AIM ::
Output the records exactly. Include every line.

STORED ROWS ::
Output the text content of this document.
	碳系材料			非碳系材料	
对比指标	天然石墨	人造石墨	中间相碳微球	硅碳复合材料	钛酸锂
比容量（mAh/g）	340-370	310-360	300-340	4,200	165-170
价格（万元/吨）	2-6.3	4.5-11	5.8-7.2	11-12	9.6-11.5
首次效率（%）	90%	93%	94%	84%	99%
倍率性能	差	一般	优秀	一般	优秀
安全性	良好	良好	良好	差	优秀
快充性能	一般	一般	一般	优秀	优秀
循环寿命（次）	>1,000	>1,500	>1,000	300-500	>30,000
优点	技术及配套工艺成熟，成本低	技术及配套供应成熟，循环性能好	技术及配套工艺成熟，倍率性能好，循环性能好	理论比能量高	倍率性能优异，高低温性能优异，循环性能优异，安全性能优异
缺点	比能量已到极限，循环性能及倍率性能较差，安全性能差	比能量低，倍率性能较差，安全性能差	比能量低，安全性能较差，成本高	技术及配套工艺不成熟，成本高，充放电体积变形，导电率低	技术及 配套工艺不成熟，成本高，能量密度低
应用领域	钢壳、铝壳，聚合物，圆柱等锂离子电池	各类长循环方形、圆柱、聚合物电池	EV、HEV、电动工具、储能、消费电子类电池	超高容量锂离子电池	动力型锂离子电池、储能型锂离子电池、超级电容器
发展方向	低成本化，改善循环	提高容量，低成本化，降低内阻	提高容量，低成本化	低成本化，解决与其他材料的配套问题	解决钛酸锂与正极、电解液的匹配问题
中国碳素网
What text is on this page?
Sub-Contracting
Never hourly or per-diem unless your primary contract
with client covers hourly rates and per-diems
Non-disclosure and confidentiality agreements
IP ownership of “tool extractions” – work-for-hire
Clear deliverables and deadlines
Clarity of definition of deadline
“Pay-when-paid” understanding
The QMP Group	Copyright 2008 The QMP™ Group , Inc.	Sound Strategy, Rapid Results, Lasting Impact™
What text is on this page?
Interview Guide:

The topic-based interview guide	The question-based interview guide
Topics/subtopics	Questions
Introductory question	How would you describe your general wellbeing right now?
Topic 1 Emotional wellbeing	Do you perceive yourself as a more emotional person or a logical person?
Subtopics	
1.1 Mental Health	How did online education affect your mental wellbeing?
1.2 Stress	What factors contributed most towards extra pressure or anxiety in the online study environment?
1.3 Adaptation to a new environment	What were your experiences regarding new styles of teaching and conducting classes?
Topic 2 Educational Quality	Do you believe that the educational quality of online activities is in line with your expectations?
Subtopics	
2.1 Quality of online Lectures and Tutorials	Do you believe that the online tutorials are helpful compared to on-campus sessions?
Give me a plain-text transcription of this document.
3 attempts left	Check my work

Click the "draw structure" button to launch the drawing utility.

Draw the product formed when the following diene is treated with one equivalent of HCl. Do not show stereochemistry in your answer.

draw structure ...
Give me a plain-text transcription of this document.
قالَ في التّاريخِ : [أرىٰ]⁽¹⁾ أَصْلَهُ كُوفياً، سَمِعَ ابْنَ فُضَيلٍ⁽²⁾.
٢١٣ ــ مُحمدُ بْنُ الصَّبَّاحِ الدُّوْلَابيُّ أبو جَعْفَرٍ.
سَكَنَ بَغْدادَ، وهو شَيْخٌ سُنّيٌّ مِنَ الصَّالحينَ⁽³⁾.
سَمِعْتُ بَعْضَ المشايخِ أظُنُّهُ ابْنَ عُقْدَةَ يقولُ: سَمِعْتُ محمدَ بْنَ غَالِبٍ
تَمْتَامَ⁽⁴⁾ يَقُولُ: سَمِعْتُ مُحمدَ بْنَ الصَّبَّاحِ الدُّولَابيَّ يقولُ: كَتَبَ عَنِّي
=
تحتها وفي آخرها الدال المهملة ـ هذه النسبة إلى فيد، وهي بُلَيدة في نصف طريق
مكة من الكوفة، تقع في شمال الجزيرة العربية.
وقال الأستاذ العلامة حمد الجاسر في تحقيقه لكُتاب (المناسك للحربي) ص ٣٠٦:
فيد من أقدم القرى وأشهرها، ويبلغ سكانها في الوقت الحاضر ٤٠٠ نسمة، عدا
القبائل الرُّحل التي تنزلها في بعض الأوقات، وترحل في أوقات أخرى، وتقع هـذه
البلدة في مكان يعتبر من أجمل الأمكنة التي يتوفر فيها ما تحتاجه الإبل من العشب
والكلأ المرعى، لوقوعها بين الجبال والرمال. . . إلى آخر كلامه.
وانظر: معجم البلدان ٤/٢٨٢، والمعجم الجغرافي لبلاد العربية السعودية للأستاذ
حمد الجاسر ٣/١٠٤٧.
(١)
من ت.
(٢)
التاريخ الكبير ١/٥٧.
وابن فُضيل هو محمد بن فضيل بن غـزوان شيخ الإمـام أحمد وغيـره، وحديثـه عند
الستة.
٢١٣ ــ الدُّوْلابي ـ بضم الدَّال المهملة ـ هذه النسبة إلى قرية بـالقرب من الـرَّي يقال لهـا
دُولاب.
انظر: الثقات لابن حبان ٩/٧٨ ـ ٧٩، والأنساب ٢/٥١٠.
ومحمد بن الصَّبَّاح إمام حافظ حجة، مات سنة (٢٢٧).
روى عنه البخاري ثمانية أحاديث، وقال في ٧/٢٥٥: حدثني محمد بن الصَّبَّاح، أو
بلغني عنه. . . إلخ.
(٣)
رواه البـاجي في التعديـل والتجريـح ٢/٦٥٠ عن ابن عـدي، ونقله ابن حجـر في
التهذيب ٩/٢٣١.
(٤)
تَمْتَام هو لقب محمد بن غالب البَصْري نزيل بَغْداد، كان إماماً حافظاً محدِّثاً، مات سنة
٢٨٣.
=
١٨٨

THE RESPONSE ::
Output the text content of this document.
	碳系材料			非碳系材料	
对比指标	天然石墨	人造石墨	中间相碳微球	硅碳复合材料	钛酸锂
比容量（mAh/g）	340-370	310-360	300-340	4,200	165-170
价格（万元/吨）	2-6.3	4.5-11	5.8-7.2	11-12	9.6-11.5
首次效率（%）	90%	93%	94%	84%	99%
倍率性能	差	一般	优秀	一般	优秀
安全性	良好	良好	良好	差	优秀
快充性能	一般	一般	一般	优秀	优秀
循环寿命（次）	>1,000	>1,500	>1,000	300-500	>30,000
优点	技术及配套工艺成熟，成本低	技术及配套供应成熟，循环性能好	技术及配套工艺成熟，倍率性能好，循环性能好	理论比能量高	倍率性能优异，高低温性能优异，循环性能优异，安全性能优异
缺点	比能量已到极限，循环性能及倍率性能较差，安全性能差	比能量低，倍率性能较差，安全性能差	比能量低，安全性能较差，成本高	技术及配套工艺不成熟，成本高，充放电体积变形，导电率低	技术及 配套工艺不成熟，成本高，能量密度低
应用领域	钢壳、铝壳，聚合物，圆柱等锂离子电池	各类长循环方形、圆柱、聚合物电池	EV、HEV、电动工具、储能、消费电子类电池	超高容量锂离子电池	动力型锂离子电池、储能型锂离子电池、超级电容器
发展方向	低成本化，改善循环	提高容量，低成本化，降低内阻	提高容量，低成本化	低成本化，解决与其他材料的配套问题	解决钛酸锂与正极、电解液的匹配问题
中国碳素网
What text is on this page?
Sub-Contracting
Never hourly or per-diem unless your primary contract
with client covers hourly rates and per-diems
Non-disclosure and confidentiality agreements
IP ownership of “tool extractions” – work-for-hire
Clear deliverables and deadlines
Clarity of definition of deadline
“Pay-when-paid” understanding
The QMP Group	Copyright 2008 The QMP™ Group , Inc.	Sound Strategy, Rapid Results, Lasting Impact™
What text is on this page?
Interview Guide:

The topic-based interview guide	The question-based interview guide
Topics/subtopics	Questions
Introductory question	How would you describe your general wellbeing right now?
Topic 1 Emotional wellbeing	Do you perceive yourself as a more emotional person or a logical person?
Subtopics	
1.1 Mental Health	How did online education affect your mental wellbeing?
1.2 Stress	What factors contributed most towards extra pressure or anxiety in the online study environment?
1.3 Adaptation to a new environment	What were your experiences regarding new styles of teaching and conducting classes?
Topic 2 Educational Quality	Do you believe that the educational quality of online activities is in line with your expectations?
Subtopics	
2.1 Quality of online Lectures and Tutorials	Do you believe that the online tutorials are helpful compared to on-campus sessions?
Give me a plain-text transcription of this document.
3 attempts left	Check my work

Click the "draw structure" button to launch the drawing utility.

Draw the product formed when the following diene is treated with one equivalent of HCl. Do not show stereochemistry in your answer.

draw structure ...
Give me a plain-text transcription of this document.
قالَ في التّاريخِ : [أرىٰ]⁽¹⁾ أَصْلَهُ كُوفياً، سَمِعَ ابْنَ فُضَيلٍ⁽²⁾.
٢١٣ ــ مُحمدُ بْنُ الصَّبَّاحِ الدُّوْلَابيُّ أبو جَعْفَرٍ.
سَكَنَ بَغْدادَ، وهو شَيْخٌ سُنّيٌّ مِنَ الصَّالحينَ⁽³⁾.
سَمِعْتُ بَعْضَ المشايخِ أظُنُّهُ ابْنَ عُقْدَةَ يقولُ: سَمِعْتُ محمدَ بْنَ غَالِبٍ
تَمْتَامَ⁽⁴⁾ يَقُولُ: سَمِعْتُ مُحمدَ بْنَ الصَّبَّاحِ الدُّولَابيَّ يقولُ: كَتَبَ عَنِّي
=
تحتها وفي آخرها الدال المهملة ـ هذه النسبة إلى فيد، وهي بُلَيدة في نصف طريق
مكة من الكوفة، تقع في شمال الجزيرة العربية.
وقال الأستاذ العلامة حمد الجاسر في تحقيقه لكُتاب (المناسك للحربي) ص ٣٠٦:
فيد من أقدم القرى وأشهرها، ويبلغ سكانها في الوقت الحاضر ٤٠٠ نسمة، عدا
القبائل الرُّحل التي تنزلها في بعض الأوقات، وترحل في أوقات أخرى، وتقع هـذه
البلدة في مكان يعتبر من أجمل الأمكنة التي يتوفر فيها ما تحتاجه الإبل من العشب
والكلأ المرعى، لوقوعها بين الجبال والرمال. . . إلى آخر كلامه.
وانظر: معجم البلدان ٤/٢٨٢، والمعجم الجغرافي لبلاد العربية السعودية للأستاذ
حمد الجاسر ٣/١٠٤٧.
(١)
من ت.
(٢)
التاريخ الكبير ١/٥٧.
وابن فُضيل هو محمد بن فضيل بن غـزوان شيخ الإمـام أحمد وغيـره، وحديثـه عند
الستة.
٢١٣ ــ الدُّوْلابي ـ بضم الدَّال المهملة ـ هذه النسبة إلى قرية بـالقرب من الـرَّي يقال لهـا
دُولاب.
انظر: الثقات لابن حبان ٩/٧٨ ـ ٧٩، والأنساب ٢/٥١٠.
ومحمد بن الصَّبَّاح إمام حافظ حجة، مات سنة (٢٢٧).
روى عنه البخاري ثمانية أحاديث، وقال في ٧/٢٥٥: حدثني محمد بن الصَّبَّاح، أو
بلغني عنه. . . إلخ.
(٣)
رواه البـاجي في التعديـل والتجريـح ٢/٦٥٠ عن ابن عـدي، ونقله ابن حجـر في
التهذيب ٩/٢٣١.
(٤)
تَمْتَام هو لقب محمد بن غالب البَصْري نزيل بَغْداد، كان إماماً حافظاً محدِّثاً، مات سنة
٢٨٣.
=
١٨٨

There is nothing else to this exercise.